**Items from a dataset:**
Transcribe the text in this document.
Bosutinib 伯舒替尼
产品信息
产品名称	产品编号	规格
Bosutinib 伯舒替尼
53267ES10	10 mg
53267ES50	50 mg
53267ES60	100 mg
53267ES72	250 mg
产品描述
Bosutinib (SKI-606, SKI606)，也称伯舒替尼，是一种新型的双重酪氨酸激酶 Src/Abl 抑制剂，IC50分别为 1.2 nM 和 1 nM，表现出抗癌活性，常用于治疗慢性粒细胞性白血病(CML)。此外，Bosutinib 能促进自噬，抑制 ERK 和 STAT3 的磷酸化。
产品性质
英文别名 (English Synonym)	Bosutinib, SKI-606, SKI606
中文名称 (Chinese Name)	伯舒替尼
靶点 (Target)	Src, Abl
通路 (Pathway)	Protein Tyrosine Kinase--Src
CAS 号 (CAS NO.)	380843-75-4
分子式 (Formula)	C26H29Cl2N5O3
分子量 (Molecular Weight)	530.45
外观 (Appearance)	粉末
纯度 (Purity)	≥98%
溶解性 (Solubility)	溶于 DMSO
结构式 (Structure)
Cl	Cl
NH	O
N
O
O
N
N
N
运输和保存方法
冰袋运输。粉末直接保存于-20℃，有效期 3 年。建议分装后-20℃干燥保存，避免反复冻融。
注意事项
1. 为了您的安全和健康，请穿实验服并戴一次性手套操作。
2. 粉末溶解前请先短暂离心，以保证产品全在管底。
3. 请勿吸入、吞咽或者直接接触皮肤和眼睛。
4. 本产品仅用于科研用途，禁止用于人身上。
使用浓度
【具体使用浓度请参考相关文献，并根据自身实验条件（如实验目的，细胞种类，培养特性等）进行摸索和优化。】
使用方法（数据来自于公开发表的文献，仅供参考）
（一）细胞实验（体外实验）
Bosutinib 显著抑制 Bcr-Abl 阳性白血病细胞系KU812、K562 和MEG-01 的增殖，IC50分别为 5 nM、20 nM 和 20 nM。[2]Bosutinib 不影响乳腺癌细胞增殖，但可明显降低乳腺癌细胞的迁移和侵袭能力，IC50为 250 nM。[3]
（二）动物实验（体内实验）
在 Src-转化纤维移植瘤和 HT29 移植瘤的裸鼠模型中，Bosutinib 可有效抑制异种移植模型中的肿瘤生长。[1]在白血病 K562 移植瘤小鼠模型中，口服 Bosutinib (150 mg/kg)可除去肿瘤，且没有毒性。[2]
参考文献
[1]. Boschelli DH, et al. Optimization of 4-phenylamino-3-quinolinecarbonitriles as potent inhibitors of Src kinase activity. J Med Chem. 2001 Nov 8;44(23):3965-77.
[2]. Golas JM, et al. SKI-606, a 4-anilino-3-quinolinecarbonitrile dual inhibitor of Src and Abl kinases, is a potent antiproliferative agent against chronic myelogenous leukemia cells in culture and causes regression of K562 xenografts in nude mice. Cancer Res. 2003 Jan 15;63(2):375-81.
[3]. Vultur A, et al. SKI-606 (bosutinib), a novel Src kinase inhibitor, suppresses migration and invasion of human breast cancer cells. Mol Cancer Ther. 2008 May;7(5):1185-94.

**What is needed:**
Make an exact copy of every entry.

**Worked solution:**
Transcribe the text in this document.
Bosutinib 伯舒替尼
产品信息
产品名称	产品编号	规格
Bosutinib 伯舒替尼
53267ES10	10 mg
53267ES50	50 mg
53267ES60	100 mg
53267ES72	250 mg
产品描述
Bosutinib (SKI-606, SKI606)，也称伯舒替尼，是一种新型的双重酪氨酸激酶 Src/Abl 抑制剂，IC50分别为 1.2 nM 和 1 nM，表现出抗癌活性，常用于治疗慢性粒细胞性白血病(CML)。此外，Bosutinib 能促进自噬，抑制 ERK 和 STAT3 的磷酸化。
产品性质
英文别名 (English Synonym)	Bosutinib, SKI-606, SKI606
中文名称 (Chinese Name)	伯舒替尼
靶点 (Target)	Src, Abl
通路 (Pathway)	Protein Tyrosine Kinase--Src
CAS 号 (CAS NO.)	380843-75-4
分子式 (Formula)	C26H29Cl2N5O3
分子量 (Molecular Weight)	530.45
外观 (Appearance)	粉末
纯度 (Purity)	≥98%
溶解性 (Solubility)	溶于 DMSO
结构式 (Structure)
Cl	Cl
NH	O
N
O
O
N
N
N
运输和保存方法
冰袋运输。粉末直接保存于-20℃，有效期 3 年。建议分装后-20℃干燥保存，避免反复冻融。
注意事项
1. 为了您的安全和健康，请穿实验服并戴一次性手套操作。
2. 粉末溶解前请先短暂离心，以保证产品全在管底。
3. 请勿吸入、吞咽或者直接接触皮肤和眼睛。
4. 本产品仅用于科研用途，禁止用于人身上。
使用浓度
【具体使用浓度请参考相关文献，并根据自身实验条件（如实验目的，细胞种类，培养特性等）进行摸索和优化。】
使用方法（数据来自于公开发表的文献，仅供参考）
（一）细胞实验（体外实验）
Bosutinib 显著抑制 Bcr-Abl 阳性白血病细胞系KU812、K562 和MEG-01 的增殖，IC50分别为 5 nM、20 nM 和 20 nM。[2]Bosutinib 不影响乳腺癌细胞增殖，但可明显降低乳腺癌细胞的迁移和侵袭能力，IC50为 250 nM。[3]
（二）动物实验（体内实验）
在 Src-转化纤维移植瘤和 HT29 移植瘤的裸鼠模型中，Bosutinib 可有效抑制异种移植模型中的肿瘤生长。[1]在白血病 K562 移植瘤小鼠模型中，口服 Bosutinib (150 mg/kg)可除去肿瘤，且没有毒性。[2]
参考文献
[1]. Boschelli DH, et al. Optimization of 4-phenylamino-3-quinolinecarbonitriles as potent inhibitors of Src kinase activity. J Med Chem. 2001 Nov 8;44(23):3965-77.
[2]. Golas JM, et al. SKI-606, a 4-anilino-3-quinolinecarbonitrile dual inhibitor of Src and Abl kinases, is a potent antiproliferative agent against chronic myelogenous leukemia cells in culture and causes regression of K562 xenografts in nude mice. Cancer Res. 2003 Jan 15;63(2):375-81.
[3]. Vultur A, et al. SKI-606 (bosutinib), a novel Src kinase inhibitor, suppresses migration and invasion of human breast cancer cells. Mol Cancer Ther. 2008 May;7(5):1185-94.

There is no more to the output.